Two weeks ago, Madonna celebrated 40 years since the release of her debut single ‘Everybody.’ A slight and slinky slice of early 80s dance-pop, it wasn’t a particularly auspicious start for someone who would go on to have the most legendary career in pop music. “Everybody, come on, dance and sing / everybody, get up and do your thing,” runs the refrain, an exercise in pure simplicity that, for better or worse, Madonna has appeared to return to at points in latter-day albums.
The Madonna we know today is a chameleonic shapeshifter, a pop maverick who has ridden the waves of commercial fortune and failure and come out the other side, four decades on, as someone whose status as a cultural icon is long assured. There are those who may argue that it is still possible to tarnish a legacy, but such are Madonna’s cumulative artistic triumphs that the lasting effect of the high-quality pop music she has created remains unimpeachable. (And who could imagine saying that if you’d only heard ‘Everybody’?)

Prompt 1:
Based on the Madonna text, decide whether each statement agrees with it, answering yes or no and quoting the words that settle it: (a) Madonna's debut single was 'Everybody.' (b) The text calls 'Everybody' an auspicious start. (c) The text treats Madonna's standing as a cultural icon as still uncertain.

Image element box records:
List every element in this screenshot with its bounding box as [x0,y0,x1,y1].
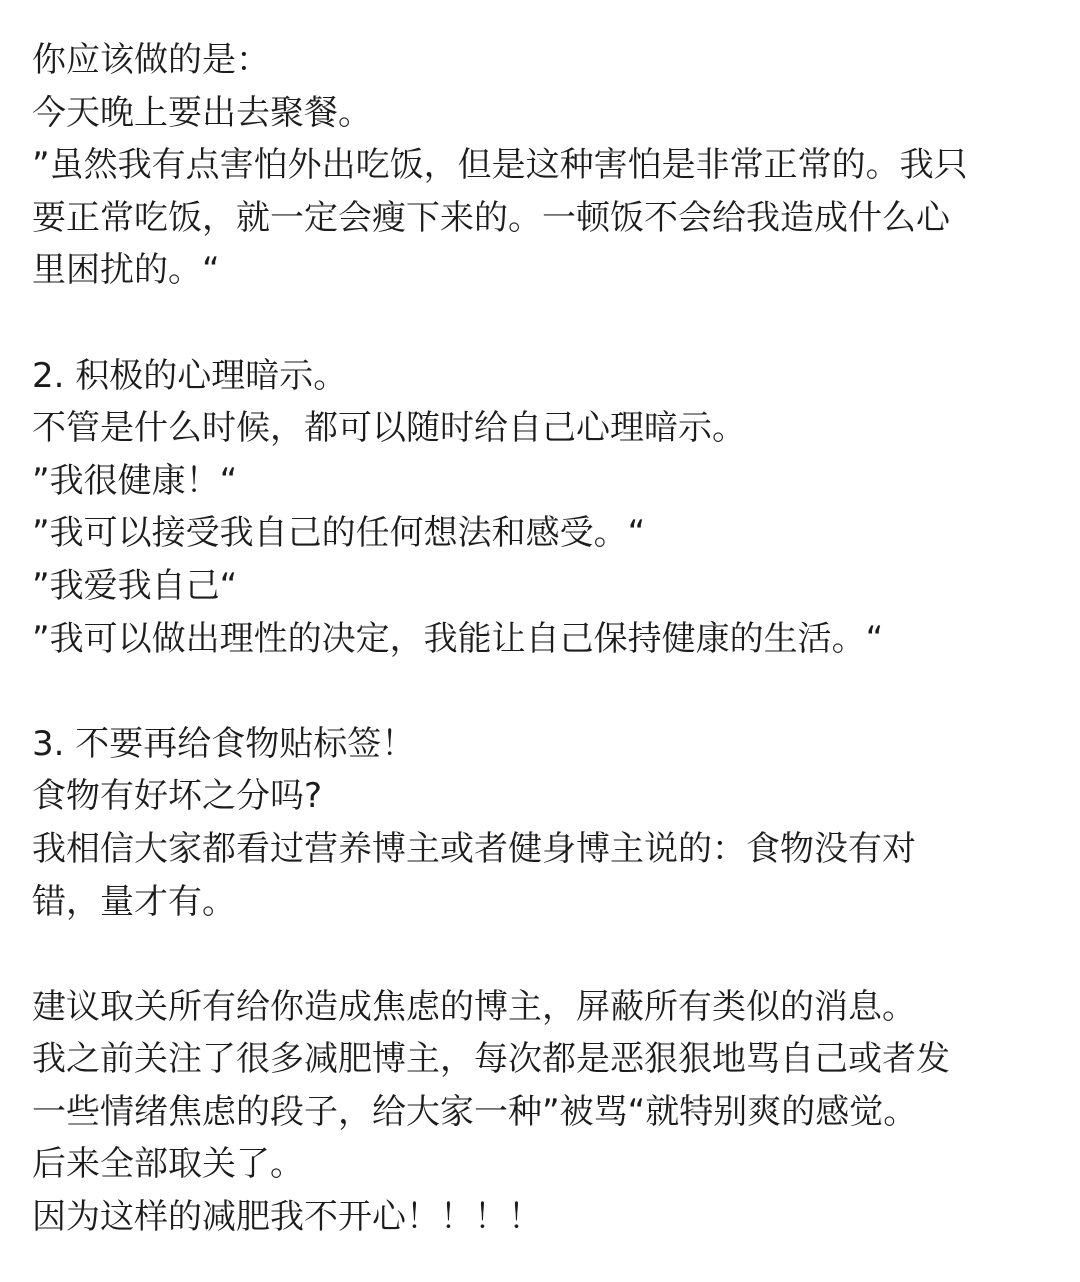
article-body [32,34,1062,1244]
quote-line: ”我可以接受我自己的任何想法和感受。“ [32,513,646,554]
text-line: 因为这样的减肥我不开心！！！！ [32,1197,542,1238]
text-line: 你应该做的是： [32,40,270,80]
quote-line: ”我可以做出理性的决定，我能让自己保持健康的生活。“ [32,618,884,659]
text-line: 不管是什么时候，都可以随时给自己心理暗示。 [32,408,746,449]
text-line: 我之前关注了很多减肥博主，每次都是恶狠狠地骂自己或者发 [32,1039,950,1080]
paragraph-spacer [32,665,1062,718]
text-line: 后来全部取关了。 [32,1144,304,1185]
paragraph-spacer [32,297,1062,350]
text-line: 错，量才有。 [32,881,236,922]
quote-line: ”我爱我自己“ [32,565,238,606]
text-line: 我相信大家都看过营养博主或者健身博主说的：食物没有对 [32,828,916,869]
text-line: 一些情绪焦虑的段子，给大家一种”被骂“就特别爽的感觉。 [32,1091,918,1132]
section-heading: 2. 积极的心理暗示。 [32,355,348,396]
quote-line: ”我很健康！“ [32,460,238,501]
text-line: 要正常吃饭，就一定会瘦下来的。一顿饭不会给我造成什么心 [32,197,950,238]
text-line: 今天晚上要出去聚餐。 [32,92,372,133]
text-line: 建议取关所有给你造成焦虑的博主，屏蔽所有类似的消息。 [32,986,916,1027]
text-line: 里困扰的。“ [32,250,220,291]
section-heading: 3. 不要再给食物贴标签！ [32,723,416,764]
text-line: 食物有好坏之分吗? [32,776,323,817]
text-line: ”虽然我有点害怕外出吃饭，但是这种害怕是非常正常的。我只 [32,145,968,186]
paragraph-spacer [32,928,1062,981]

--

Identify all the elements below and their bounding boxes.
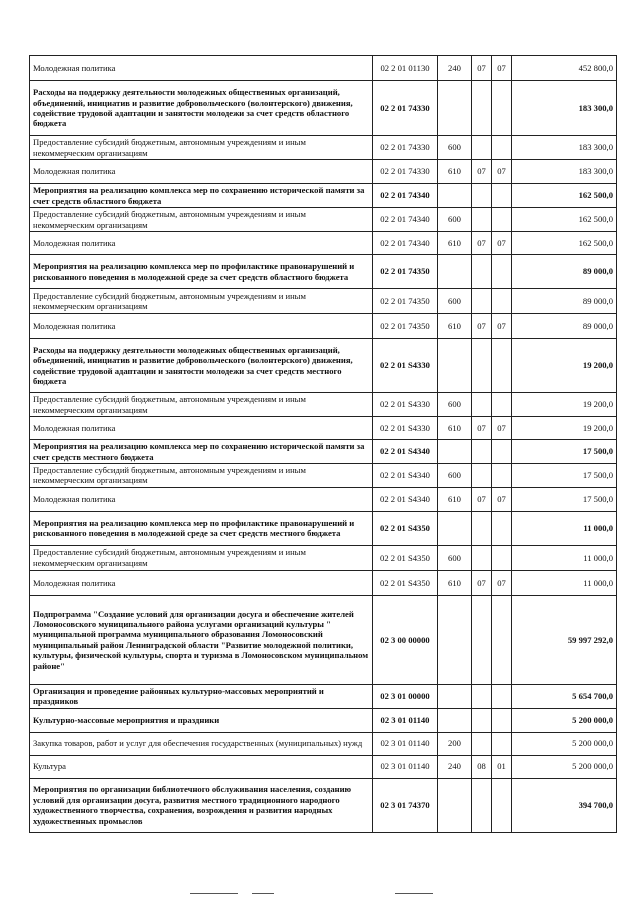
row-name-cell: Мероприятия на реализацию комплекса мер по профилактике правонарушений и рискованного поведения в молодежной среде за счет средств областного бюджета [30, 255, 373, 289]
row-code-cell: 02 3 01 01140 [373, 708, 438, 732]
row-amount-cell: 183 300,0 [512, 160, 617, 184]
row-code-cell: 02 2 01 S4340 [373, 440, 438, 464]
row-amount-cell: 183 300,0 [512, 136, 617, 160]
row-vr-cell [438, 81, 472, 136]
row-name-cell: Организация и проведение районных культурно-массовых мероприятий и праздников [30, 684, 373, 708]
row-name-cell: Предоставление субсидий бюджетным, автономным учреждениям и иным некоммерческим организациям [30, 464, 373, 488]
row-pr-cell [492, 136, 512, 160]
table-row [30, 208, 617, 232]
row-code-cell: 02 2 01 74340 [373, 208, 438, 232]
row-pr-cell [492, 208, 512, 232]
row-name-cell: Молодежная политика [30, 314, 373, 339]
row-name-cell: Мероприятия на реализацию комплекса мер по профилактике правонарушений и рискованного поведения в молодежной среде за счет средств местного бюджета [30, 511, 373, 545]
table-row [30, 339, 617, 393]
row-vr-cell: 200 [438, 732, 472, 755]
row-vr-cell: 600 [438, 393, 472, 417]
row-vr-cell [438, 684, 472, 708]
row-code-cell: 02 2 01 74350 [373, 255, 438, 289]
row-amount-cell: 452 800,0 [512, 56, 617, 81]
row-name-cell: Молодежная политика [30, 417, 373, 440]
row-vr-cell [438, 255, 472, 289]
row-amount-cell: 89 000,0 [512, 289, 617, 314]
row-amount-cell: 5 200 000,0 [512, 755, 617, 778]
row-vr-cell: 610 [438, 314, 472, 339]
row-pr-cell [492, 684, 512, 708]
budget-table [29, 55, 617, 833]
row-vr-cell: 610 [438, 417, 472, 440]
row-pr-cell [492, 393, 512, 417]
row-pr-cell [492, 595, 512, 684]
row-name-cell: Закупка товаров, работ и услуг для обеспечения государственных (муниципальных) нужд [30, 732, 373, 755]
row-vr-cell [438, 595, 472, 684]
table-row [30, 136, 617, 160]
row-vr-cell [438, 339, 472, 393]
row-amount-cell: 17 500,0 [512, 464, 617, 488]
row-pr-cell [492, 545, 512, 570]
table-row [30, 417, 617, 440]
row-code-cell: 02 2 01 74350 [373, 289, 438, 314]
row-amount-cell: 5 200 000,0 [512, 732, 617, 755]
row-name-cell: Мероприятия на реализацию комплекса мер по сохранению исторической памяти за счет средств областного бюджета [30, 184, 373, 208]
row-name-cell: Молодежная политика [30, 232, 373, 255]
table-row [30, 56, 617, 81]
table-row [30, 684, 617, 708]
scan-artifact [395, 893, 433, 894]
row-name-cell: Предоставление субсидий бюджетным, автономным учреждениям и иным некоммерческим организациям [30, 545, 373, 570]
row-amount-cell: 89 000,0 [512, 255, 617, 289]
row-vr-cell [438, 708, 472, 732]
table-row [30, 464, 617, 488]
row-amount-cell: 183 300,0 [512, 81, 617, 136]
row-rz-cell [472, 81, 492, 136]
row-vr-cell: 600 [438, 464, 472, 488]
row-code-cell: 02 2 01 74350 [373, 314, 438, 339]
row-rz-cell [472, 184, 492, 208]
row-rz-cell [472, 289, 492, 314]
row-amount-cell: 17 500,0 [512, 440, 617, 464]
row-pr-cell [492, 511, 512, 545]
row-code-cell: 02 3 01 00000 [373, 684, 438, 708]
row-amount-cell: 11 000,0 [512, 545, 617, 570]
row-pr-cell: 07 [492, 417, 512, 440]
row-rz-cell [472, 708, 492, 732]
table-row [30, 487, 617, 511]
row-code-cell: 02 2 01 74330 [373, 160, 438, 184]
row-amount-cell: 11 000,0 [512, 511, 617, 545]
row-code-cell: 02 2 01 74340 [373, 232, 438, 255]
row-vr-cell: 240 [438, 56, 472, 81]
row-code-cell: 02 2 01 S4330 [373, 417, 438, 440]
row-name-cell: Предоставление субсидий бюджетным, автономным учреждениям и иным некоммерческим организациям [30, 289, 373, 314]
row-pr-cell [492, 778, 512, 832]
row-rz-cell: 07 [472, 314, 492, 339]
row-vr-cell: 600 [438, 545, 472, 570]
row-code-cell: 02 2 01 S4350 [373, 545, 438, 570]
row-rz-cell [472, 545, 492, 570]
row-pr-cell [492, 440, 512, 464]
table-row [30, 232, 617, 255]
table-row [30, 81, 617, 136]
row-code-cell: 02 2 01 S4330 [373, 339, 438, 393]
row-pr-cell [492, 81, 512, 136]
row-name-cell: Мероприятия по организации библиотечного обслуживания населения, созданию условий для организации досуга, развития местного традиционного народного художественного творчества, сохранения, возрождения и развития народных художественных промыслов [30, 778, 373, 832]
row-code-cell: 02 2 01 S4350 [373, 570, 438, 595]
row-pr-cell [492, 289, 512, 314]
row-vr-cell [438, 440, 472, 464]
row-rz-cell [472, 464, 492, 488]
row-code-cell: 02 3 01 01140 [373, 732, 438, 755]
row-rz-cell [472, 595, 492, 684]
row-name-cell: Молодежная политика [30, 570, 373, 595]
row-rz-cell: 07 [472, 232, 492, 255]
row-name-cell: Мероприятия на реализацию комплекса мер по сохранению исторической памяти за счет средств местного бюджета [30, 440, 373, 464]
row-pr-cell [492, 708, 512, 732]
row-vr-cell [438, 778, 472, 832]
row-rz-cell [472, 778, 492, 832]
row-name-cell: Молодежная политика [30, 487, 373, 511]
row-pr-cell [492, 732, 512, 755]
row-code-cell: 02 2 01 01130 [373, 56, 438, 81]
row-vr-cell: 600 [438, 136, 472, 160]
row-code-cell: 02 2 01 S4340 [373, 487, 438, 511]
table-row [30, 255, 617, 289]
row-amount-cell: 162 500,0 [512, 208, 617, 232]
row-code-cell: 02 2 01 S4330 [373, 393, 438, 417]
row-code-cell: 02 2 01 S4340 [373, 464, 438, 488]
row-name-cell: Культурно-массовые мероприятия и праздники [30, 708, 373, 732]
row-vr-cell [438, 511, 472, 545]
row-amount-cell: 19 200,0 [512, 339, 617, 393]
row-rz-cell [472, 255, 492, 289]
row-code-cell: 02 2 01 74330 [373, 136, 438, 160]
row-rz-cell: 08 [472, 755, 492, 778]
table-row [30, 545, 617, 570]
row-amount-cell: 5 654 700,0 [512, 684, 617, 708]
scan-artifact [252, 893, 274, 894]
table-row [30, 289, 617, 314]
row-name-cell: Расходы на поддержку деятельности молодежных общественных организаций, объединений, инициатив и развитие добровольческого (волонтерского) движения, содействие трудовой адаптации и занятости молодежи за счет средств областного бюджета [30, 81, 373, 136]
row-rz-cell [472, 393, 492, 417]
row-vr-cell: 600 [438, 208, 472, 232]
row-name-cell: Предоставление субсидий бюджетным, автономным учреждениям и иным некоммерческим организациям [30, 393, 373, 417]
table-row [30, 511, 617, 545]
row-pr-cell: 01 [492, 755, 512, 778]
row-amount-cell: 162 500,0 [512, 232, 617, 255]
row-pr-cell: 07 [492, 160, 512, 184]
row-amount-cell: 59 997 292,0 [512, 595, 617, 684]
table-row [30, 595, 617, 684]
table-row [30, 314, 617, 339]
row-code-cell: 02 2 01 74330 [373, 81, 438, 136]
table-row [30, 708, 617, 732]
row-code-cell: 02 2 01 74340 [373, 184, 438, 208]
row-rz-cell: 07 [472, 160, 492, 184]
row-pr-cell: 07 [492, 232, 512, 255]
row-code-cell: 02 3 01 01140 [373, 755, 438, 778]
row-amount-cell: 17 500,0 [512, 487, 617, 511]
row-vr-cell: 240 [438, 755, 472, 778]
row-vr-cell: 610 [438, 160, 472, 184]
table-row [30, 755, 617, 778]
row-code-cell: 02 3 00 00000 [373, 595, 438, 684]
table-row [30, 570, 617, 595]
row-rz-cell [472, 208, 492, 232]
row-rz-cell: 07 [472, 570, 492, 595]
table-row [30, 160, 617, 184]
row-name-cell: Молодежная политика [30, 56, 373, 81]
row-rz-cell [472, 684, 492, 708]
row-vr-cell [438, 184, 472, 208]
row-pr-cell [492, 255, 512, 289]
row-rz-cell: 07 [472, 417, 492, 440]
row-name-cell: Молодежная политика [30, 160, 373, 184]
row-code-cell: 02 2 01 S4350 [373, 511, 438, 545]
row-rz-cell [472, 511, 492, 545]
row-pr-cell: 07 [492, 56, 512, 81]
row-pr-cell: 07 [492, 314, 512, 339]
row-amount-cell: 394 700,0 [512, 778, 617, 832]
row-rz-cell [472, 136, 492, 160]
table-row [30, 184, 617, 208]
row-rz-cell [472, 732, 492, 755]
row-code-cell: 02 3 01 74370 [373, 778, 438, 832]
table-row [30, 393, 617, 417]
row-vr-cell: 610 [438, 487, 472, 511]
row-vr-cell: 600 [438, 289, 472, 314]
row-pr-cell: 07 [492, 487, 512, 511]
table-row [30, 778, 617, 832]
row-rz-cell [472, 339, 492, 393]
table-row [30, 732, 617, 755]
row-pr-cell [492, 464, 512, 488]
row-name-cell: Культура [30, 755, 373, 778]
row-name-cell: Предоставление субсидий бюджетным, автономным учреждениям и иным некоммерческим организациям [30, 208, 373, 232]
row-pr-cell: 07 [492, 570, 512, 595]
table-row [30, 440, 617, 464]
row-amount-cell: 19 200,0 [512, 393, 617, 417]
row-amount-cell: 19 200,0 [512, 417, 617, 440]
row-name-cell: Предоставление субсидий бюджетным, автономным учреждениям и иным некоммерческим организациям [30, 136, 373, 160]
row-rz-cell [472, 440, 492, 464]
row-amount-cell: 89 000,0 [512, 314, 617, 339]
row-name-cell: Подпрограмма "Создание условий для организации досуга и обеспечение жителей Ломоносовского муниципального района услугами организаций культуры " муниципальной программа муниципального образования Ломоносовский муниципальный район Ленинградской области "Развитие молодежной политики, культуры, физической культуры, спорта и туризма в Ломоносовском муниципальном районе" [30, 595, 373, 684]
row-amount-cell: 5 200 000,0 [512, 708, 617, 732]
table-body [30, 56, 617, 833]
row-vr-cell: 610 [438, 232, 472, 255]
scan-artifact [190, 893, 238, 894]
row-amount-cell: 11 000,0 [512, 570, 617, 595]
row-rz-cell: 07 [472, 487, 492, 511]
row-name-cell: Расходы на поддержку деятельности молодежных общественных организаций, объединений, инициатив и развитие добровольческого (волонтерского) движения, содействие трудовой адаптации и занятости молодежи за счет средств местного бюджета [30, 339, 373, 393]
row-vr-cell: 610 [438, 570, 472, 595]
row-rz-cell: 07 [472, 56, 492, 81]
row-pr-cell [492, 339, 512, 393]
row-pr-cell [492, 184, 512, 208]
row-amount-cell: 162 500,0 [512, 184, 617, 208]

* * *

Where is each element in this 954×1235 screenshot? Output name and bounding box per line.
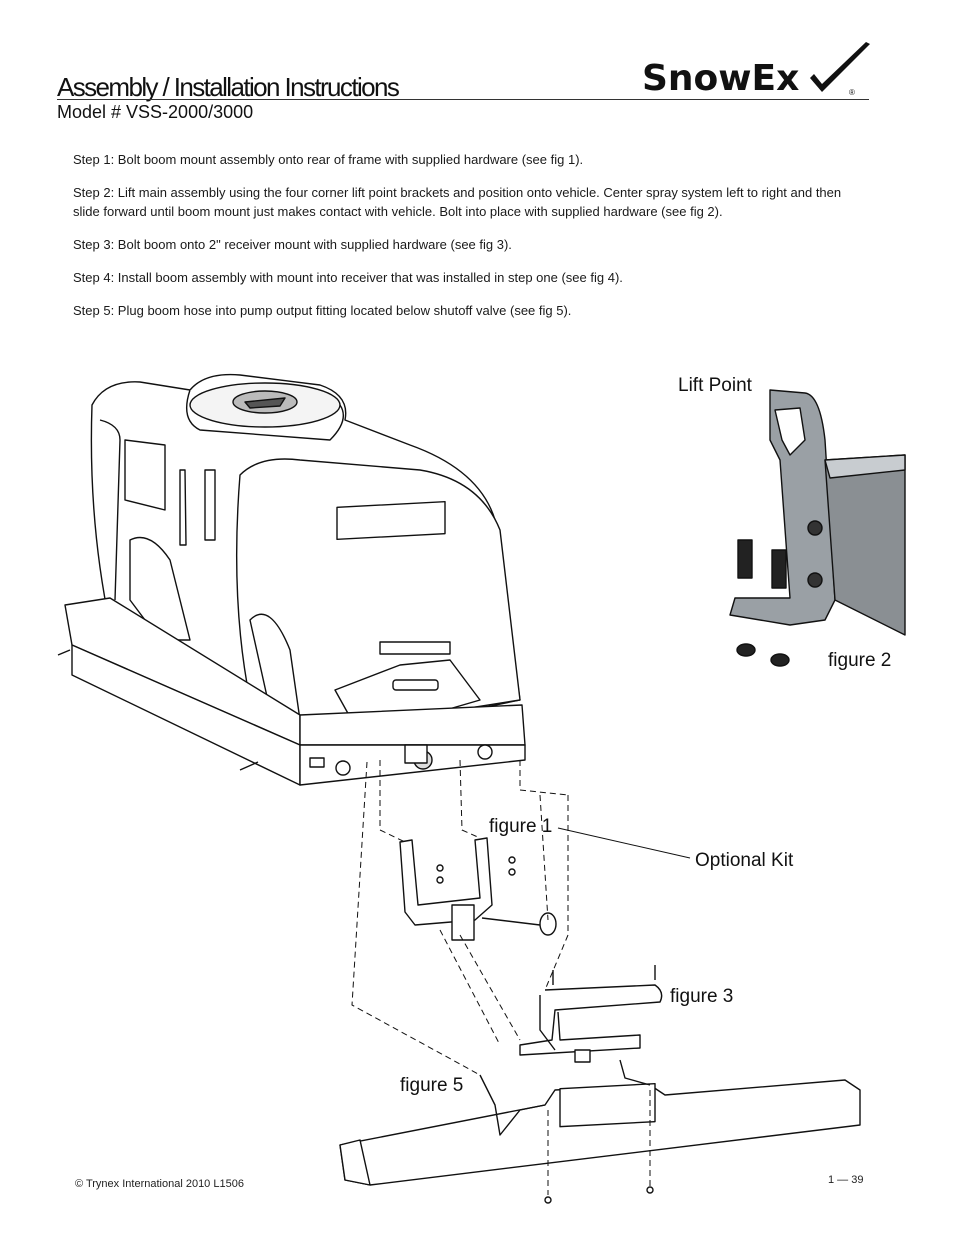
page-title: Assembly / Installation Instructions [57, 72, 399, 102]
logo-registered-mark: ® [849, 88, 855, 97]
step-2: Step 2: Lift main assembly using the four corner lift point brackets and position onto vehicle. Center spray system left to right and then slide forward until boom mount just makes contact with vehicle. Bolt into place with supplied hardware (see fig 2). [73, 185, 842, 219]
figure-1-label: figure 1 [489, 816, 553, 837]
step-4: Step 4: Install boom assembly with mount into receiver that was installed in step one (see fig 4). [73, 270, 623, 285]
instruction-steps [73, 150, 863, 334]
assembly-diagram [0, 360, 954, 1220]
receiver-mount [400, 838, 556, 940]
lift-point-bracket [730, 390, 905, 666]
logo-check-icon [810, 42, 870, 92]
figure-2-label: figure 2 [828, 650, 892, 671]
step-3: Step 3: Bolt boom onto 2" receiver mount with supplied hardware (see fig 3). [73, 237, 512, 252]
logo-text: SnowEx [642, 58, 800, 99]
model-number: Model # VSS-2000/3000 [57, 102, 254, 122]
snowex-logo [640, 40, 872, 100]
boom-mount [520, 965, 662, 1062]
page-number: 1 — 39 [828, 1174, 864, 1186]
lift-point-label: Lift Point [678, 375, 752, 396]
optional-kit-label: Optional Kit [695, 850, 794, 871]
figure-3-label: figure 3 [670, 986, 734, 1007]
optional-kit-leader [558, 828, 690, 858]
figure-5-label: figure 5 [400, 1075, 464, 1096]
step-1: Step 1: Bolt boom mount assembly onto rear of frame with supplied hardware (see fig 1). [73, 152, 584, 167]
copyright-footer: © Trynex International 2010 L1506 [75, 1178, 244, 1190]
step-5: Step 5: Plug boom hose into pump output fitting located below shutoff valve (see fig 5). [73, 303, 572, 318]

Prompt 2:
Within the records, reproduce word for word the stretch from the line containing "page-title: Assembly /" through the line containing "logo-registered-mark: ® [849, 88, 855, 97]".

Expected answer 1:
(a) Yes: "40 years since the release of her debut single ‘Everybody.’"
(b) No: "it wasn’t a particularly auspicious start for someone who would go on to have the most legendary career in pop music"
(c) No: "someone whose status as a cultural icon is long assured"

Expected answer 2:
page-title: Assembly / Installation Instructions [57, 72, 399, 102]
logo-registered-mark: ® [849, 88, 855, 97]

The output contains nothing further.